• [EXERCISE] Keep only the lines of the data below that contain "icon", and copy them.

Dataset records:
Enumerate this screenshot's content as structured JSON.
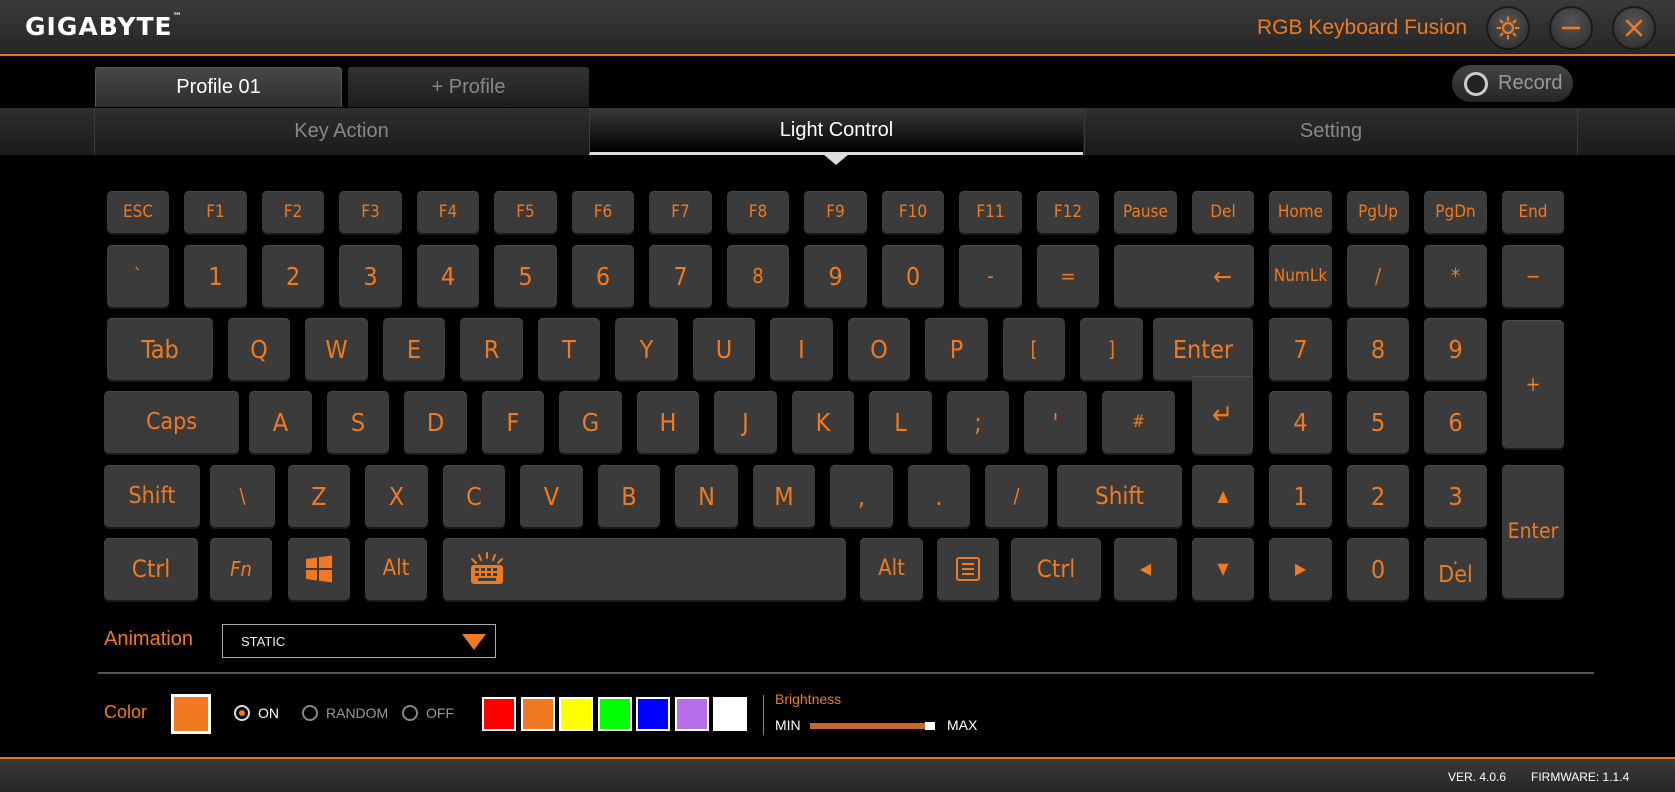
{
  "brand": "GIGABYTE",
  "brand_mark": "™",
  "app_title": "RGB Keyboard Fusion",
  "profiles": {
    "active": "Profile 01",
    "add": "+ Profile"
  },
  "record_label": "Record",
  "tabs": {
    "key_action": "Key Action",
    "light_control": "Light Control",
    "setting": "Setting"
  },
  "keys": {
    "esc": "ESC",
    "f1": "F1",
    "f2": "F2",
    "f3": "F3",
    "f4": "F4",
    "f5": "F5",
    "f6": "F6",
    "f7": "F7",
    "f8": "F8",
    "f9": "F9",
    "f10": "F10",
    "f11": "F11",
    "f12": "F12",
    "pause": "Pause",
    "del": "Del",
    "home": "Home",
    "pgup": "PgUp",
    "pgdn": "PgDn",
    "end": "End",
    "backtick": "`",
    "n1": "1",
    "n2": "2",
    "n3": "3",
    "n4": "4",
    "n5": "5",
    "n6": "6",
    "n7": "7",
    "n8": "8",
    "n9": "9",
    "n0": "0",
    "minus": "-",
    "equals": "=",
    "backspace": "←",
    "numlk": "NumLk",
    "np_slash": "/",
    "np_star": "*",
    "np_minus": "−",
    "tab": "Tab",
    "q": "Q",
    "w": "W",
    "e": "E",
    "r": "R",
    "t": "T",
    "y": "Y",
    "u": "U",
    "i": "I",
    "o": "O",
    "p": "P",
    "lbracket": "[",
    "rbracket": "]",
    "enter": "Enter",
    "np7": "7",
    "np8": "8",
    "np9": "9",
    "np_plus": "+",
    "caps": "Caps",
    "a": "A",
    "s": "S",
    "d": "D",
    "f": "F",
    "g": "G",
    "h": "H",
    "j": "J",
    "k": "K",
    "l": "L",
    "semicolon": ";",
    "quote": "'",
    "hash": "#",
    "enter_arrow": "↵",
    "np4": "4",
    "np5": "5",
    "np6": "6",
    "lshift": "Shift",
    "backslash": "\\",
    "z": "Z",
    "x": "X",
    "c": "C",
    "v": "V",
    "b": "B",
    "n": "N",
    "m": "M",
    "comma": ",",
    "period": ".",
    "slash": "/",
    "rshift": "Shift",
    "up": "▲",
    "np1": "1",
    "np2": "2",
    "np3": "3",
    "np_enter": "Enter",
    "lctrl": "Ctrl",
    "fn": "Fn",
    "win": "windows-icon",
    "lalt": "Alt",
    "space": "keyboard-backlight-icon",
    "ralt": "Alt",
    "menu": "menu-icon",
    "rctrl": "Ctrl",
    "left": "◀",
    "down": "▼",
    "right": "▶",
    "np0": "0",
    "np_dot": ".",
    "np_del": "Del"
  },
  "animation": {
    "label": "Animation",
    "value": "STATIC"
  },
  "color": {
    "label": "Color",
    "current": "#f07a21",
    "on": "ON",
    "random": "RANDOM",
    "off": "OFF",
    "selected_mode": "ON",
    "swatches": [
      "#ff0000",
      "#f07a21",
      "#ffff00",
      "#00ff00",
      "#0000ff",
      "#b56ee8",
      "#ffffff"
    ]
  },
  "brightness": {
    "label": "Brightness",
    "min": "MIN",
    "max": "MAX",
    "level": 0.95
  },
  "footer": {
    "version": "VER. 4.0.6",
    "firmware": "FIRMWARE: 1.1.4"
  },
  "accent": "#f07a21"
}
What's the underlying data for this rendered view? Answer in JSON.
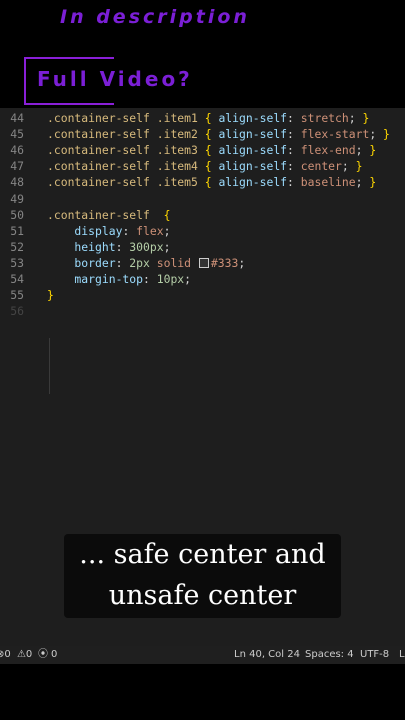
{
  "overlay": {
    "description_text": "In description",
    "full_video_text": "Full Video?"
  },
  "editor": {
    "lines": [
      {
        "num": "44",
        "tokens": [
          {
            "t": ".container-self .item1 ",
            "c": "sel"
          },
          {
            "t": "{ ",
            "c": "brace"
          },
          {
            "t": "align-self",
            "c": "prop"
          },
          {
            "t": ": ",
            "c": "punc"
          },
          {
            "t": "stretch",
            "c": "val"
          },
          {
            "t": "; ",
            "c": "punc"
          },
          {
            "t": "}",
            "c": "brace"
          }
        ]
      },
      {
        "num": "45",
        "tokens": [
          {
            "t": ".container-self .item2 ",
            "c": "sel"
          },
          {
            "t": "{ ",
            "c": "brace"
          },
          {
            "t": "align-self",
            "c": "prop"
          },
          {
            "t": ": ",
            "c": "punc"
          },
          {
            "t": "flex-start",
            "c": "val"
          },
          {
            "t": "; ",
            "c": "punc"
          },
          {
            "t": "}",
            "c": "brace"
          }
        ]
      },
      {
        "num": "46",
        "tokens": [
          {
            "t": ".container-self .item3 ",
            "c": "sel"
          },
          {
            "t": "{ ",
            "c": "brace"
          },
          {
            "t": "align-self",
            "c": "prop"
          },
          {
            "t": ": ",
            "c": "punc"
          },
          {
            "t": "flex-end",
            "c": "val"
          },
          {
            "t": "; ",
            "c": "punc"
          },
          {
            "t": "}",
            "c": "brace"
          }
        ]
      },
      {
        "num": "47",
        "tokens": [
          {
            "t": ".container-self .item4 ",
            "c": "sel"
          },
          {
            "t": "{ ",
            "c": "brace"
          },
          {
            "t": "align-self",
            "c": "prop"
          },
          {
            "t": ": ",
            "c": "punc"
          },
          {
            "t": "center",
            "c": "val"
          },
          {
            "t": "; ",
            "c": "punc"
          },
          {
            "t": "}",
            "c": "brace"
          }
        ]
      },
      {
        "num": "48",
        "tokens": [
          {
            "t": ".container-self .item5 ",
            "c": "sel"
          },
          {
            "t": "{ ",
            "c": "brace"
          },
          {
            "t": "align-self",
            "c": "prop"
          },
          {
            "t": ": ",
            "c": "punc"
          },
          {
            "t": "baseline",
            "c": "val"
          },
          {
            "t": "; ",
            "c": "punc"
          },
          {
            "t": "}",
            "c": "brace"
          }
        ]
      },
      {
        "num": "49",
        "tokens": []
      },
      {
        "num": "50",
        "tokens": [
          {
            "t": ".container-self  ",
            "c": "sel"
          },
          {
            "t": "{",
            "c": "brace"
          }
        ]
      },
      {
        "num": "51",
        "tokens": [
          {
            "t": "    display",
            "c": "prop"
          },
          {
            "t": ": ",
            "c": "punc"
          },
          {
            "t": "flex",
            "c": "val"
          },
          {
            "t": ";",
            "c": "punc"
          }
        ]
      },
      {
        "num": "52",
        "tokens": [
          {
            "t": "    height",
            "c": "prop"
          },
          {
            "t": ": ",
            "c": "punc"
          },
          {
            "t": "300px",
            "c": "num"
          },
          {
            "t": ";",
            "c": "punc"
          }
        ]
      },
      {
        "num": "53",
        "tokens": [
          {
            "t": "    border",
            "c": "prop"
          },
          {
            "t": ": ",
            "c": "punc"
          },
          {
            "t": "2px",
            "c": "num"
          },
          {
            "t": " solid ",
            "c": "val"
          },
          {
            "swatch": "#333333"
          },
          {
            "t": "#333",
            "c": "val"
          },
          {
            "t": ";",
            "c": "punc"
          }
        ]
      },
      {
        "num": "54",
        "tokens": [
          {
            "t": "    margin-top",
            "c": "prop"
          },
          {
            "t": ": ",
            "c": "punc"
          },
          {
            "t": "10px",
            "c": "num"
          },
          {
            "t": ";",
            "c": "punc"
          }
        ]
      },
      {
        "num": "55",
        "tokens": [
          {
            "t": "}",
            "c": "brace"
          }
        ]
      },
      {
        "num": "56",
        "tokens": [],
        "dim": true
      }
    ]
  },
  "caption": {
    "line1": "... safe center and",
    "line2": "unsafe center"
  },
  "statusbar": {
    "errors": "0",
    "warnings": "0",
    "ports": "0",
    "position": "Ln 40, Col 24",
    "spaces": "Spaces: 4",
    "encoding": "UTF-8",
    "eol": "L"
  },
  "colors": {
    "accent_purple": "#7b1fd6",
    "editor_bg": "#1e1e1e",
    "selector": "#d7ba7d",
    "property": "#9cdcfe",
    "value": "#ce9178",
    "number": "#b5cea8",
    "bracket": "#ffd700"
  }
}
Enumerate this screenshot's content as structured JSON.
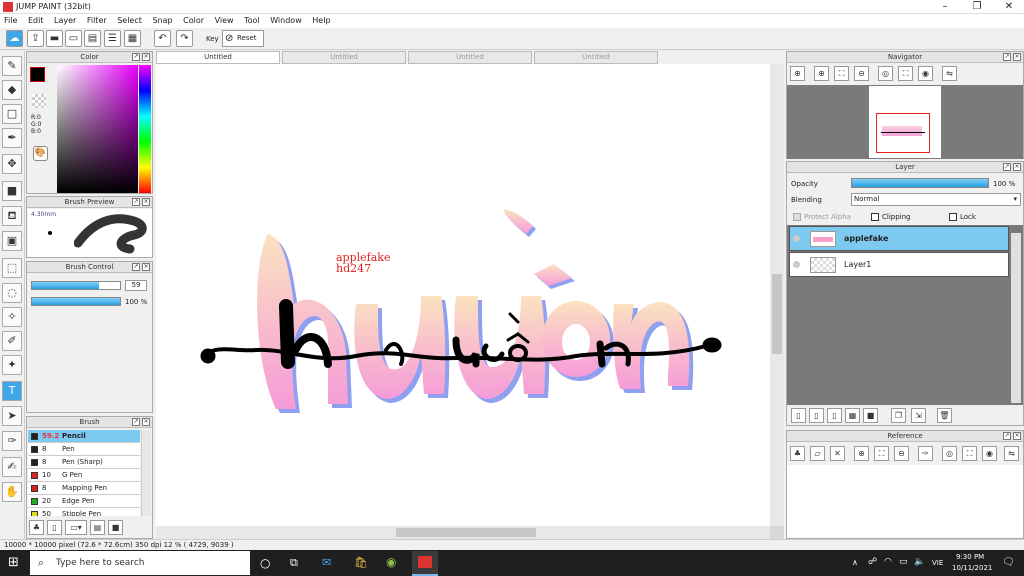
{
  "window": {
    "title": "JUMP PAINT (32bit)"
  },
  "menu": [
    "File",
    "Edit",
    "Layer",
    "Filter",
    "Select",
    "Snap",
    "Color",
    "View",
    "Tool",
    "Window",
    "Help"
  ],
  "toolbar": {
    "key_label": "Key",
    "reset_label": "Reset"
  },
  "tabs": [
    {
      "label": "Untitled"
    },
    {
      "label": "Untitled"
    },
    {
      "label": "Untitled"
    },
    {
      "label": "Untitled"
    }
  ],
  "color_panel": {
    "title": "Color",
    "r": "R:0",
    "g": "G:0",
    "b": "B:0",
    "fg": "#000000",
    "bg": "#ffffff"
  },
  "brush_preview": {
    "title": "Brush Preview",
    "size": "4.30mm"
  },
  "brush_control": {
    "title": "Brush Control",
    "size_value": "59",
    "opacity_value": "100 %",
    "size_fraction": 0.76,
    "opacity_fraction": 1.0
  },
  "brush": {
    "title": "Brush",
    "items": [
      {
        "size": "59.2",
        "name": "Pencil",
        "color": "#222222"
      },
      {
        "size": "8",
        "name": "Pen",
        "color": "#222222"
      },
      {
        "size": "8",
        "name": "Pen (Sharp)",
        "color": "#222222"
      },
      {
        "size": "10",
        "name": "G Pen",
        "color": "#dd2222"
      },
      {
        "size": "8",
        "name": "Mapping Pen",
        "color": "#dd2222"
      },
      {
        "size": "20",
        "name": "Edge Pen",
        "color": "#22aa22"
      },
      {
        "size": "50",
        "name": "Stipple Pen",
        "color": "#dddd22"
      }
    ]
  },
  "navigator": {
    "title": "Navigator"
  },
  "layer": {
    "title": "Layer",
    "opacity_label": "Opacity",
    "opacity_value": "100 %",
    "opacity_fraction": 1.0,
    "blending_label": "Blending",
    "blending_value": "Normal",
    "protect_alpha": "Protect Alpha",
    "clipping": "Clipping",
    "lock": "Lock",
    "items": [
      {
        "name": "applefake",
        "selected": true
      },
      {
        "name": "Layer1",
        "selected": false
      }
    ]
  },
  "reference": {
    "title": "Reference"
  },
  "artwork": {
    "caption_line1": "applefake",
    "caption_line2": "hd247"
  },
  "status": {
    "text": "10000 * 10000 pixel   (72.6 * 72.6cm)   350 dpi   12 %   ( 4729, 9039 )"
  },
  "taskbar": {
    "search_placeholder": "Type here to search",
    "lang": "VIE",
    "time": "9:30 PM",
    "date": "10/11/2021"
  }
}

• [ANSWER TO THIS TASK]
    "win": "windows-icon",
    "space": "keyboard-backlight-icon",
    "menu": "menu-icon",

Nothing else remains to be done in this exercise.